**Stated goal:** Count how many lines have the word "Prepare" in them. Reply with that number by itself.

**Extracted records:**

- - - - - - -

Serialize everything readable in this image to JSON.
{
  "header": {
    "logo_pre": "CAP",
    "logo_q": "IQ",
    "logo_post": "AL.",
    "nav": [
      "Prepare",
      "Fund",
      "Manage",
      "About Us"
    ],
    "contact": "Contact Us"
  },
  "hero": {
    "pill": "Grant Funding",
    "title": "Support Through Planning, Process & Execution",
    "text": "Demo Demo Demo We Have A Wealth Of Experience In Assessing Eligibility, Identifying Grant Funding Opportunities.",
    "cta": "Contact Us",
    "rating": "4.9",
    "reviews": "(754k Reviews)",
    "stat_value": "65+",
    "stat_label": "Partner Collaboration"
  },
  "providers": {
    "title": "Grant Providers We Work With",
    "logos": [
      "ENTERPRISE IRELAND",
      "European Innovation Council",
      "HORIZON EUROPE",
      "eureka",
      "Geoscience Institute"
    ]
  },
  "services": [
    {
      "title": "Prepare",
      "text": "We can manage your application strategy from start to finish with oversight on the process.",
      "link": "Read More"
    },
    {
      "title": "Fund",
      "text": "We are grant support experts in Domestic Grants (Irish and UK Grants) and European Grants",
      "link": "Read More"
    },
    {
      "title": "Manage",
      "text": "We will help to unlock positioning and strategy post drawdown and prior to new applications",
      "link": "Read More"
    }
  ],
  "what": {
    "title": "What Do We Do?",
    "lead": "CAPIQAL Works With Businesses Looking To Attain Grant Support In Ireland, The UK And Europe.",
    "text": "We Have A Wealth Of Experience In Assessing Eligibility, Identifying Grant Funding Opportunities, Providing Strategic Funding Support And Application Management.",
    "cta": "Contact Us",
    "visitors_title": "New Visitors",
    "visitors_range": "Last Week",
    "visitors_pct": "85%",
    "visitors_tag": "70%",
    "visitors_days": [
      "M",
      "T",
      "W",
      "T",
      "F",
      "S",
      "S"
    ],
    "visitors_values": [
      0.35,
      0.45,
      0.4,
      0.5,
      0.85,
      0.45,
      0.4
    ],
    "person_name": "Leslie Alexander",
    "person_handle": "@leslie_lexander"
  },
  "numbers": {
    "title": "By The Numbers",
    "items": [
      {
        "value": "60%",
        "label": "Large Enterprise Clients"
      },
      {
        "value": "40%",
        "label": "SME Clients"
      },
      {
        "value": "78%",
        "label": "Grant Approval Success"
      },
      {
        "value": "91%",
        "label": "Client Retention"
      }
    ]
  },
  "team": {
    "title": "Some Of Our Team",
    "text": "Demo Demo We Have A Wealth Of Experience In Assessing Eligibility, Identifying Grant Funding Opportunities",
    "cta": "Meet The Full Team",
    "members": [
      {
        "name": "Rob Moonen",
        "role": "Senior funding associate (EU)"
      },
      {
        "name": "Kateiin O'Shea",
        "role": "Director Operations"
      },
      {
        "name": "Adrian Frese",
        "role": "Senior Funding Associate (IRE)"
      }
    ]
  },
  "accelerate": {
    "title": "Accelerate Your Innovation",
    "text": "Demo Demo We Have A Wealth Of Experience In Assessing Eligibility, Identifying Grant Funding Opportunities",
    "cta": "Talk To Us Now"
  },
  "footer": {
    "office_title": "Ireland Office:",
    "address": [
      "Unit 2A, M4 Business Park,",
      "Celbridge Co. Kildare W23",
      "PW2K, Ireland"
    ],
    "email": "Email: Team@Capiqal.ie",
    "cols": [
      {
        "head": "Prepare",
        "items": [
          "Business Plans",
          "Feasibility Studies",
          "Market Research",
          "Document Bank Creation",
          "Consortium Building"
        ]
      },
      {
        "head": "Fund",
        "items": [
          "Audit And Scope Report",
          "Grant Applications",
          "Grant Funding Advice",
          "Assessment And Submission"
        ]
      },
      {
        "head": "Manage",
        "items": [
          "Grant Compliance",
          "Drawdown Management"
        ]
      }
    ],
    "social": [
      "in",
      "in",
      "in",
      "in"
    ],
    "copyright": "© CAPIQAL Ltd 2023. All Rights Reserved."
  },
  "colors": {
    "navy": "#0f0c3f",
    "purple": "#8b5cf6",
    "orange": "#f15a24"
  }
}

- - - - - - -

**Answer to the exercise:** 3